Items from a figure collection:
----------------------------------------
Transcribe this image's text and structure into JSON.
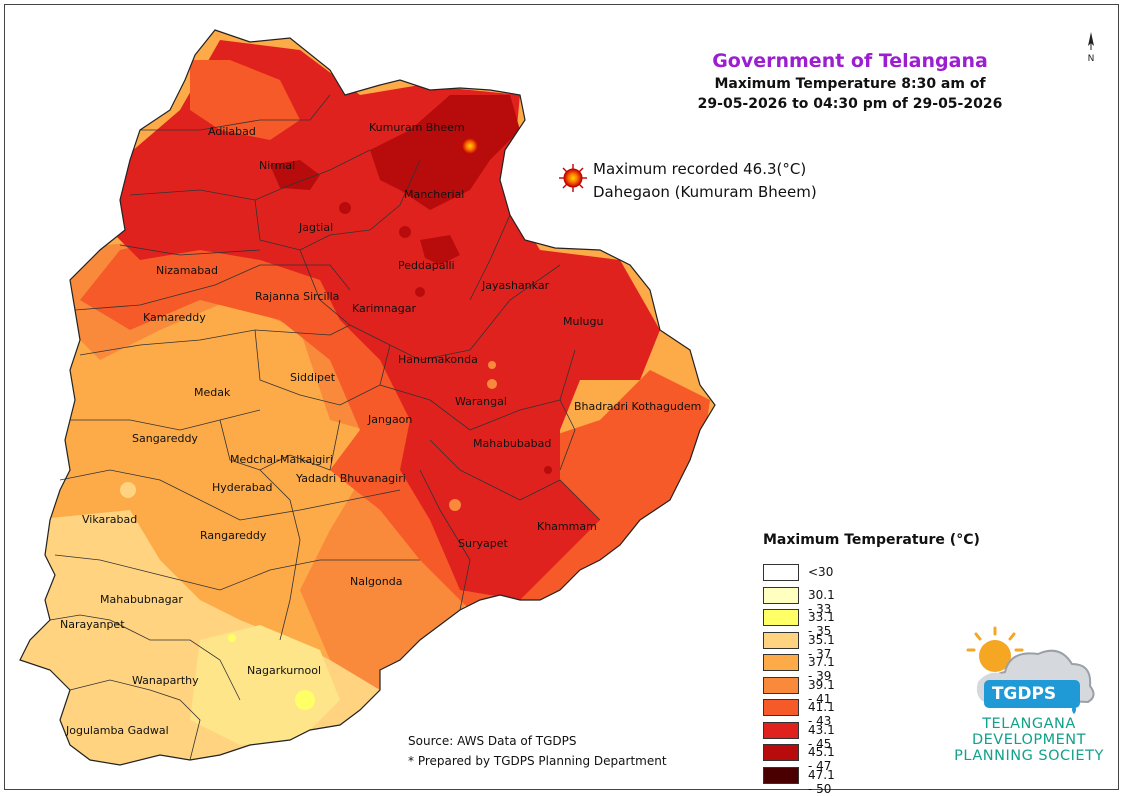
{
  "header": {
    "title": "Government of Telangana",
    "subtitle_line1": "Maximum Temperature 8:30 am of",
    "subtitle_line2": "29-05-2026 to 04:30 pm of 29-05-2026"
  },
  "north_arrow": {
    "label": "N",
    "icon": "north-arrow-icon"
  },
  "max_record": {
    "line1": "Maximum recorded 46.3(°C)",
    "line2": "Dahegaon (Kumuram Bheem)",
    "icon": "sun-marker-icon"
  },
  "districts": [
    "Adilabad",
    "Kumuram Bheem",
    "Nirmal",
    "Mancherial",
    "Jagtial",
    "Nizamabad",
    "Peddapalli",
    "Jayashankar",
    "Rajanna Sircilla",
    "Karimnagar",
    "Kamareddy",
    "Mulugu",
    "Hanumakonda",
    "Siddipet",
    "Medak",
    "Warangal",
    "Bhadradri Kothagudem",
    "Jangaon",
    "Sangareddy",
    "Mahabubabad",
    "Medchal-Malkajgiri",
    "Yadadri Bhuvanagiri",
    "Hyderabad",
    "Vikarabad",
    "Khammam",
    "Rangareddy",
    "Suryapet",
    "Nalgonda",
    "Mahabubnagar",
    "Narayanpet",
    "Nagarkurnool",
    "Wanaparthy",
    "Jogulamba Gadwal"
  ],
  "legend": {
    "title": "Maximum Temperature (°C)",
    "classes": [
      {
        "label": "<30",
        "color": "#ffffff"
      },
      {
        "label": "30.1 - 33",
        "color": "#ffffc0"
      },
      {
        "label": "33.1 - 35",
        "color": "#ffff66"
      },
      {
        "label": "35.1 - 37",
        "color": "#ffd37f"
      },
      {
        "label": "37.1 - 39",
        "color": "#fdaa48"
      },
      {
        "label": "39.1 - 41",
        "color": "#f98a3c"
      },
      {
        "label": "41.1 - 43",
        "color": "#f55a28"
      },
      {
        "label": "43.1 - 45",
        "color": "#e0221e"
      },
      {
        "label": "45.1 - 47",
        "color": "#b80c0c"
      },
      {
        "label": "47.1 - 50",
        "color": "#4a0000"
      }
    ]
  },
  "source": {
    "line1": "Source: AWS Data of TGDPS",
    "line2": "* Prepared by TGDPS Planning Department"
  },
  "logo": {
    "abbr": "TGDPS",
    "line1": "TELANGANA",
    "line2": "DEVELOPMENT",
    "line3": "PLANNING SOCIETY",
    "icon": "sun-cloud-logo-icon"
  }
}
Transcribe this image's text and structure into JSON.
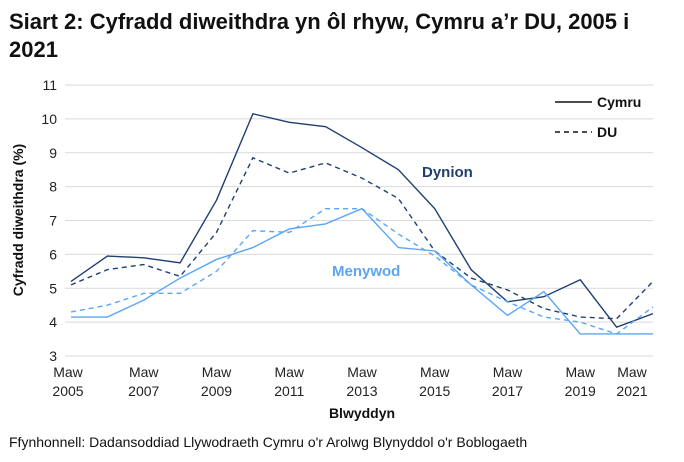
{
  "title": "Siart 2: Cyfradd diweithdra yn ôl rhyw, Cymru a’r DU, 2005 i 2021",
  "source": "Ffynhonnell: Dadansoddiad Llywodraeth Cymru o'r Arolwg Blynyddol o'r Boblogaeth",
  "chart_data": {
    "type": "line",
    "xlabel": "Blwyddyn",
    "ylabel": "Cyfradd diweithdra (%)",
    "ylim": [
      3,
      11
    ],
    "yticks": [
      3,
      4,
      5,
      6,
      7,
      8,
      9,
      10,
      11
    ],
    "x": [
      2005,
      2006,
      2007,
      2008,
      2009,
      2010,
      2011,
      2012,
      2013,
      2014,
      2015,
      2016,
      2017,
      2018,
      2019,
      2020,
      2021
    ],
    "xticks": [
      {
        "year": 2005,
        "line1": "Maw",
        "line2": "2005"
      },
      {
        "year": 2007,
        "line1": "Maw",
        "line2": "2007"
      },
      {
        "year": 2009,
        "line1": "Maw",
        "line2": "2009"
      },
      {
        "year": 2011,
        "line1": "Maw",
        "line2": "2011"
      },
      {
        "year": 2013,
        "line1": "Maw",
        "line2": "2013"
      },
      {
        "year": 2015,
        "line1": "Maw",
        "line2": "2015"
      },
      {
        "year": 2017,
        "line1": "Maw",
        "line2": "2017"
      },
      {
        "year": 2019,
        "line1": "Maw",
        "line2": "2019"
      },
      {
        "year": 2021,
        "line1": "Maw",
        "line2": "2021"
      }
    ],
    "grid": true,
    "legend": {
      "position": "top-right",
      "entries": [
        {
          "label": "Cymru",
          "style": "solid"
        },
        {
          "label": "DU",
          "style": "dashed"
        }
      ]
    },
    "annotations": [
      {
        "text": "Dynion",
        "color": "#1f3f73"
      },
      {
        "text": "Menywod",
        "color": "#5aa6f5"
      }
    ],
    "series": [
      {
        "group": "Dynion",
        "area": "Cymru",
        "color": "#1f3f73",
        "dash": false,
        "values": [
          5.2,
          5.95,
          5.9,
          5.75,
          7.6,
          10.15,
          9.9,
          9.77,
          9.15,
          8.5,
          7.35,
          5.55,
          4.6,
          4.75,
          5.25,
          3.85,
          4.25
        ]
      },
      {
        "group": "Dynion",
        "area": "DU",
        "color": "#1f3f73",
        "dash": true,
        "values": [
          5.1,
          5.55,
          5.7,
          5.35,
          6.65,
          8.85,
          8.4,
          8.7,
          8.25,
          7.65,
          6.1,
          5.3,
          4.95,
          4.4,
          4.15,
          4.1,
          5.2
        ]
      },
      {
        "group": "Menywod",
        "area": "Cymru",
        "color": "#5aa6f5",
        "dash": false,
        "values": [
          4.15,
          4.15,
          4.65,
          5.3,
          5.85,
          6.2,
          6.75,
          6.9,
          7.35,
          6.2,
          6.1,
          5.1,
          4.2,
          4.9,
          3.65,
          3.65,
          3.65
        ]
      },
      {
        "group": "Menywod",
        "area": "DU",
        "color": "#5aa6f5",
        "dash": true,
        "values": [
          4.3,
          4.5,
          4.85,
          4.85,
          5.5,
          6.7,
          6.65,
          7.35,
          7.35,
          6.6,
          5.95,
          5.1,
          4.6,
          4.15,
          4.0,
          3.65,
          4.45
        ]
      }
    ]
  }
}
----------------------------------------
* _What is being asked_
State how many lines include the string "diweithdra". Give no other information.

* _Result below_
2